----- RECORDS TO USE -----

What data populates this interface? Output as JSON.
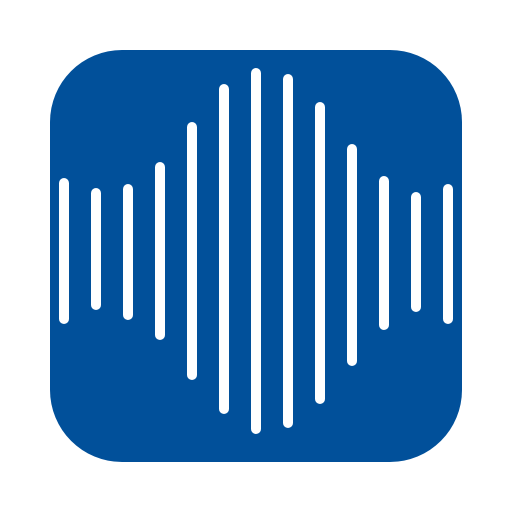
{
  "icon": {
    "name": "soundwave-icon",
    "background_color": "#01509A",
    "bar_color": "#FFFFFF"
  }
}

-----

◆ WRITTEN EXERCISE ◆
Reproduce the data verbatim. Do not carry any picture into the copy.

◆ ANSWER TO THE EXERCISE ◆
What data populates this interface? Output as JSON.
{
  "icon": {
    "name": "soundwave-icon",
    "background_color": "#01509A",
    "bar_color": "#FFFFFF"
  }
}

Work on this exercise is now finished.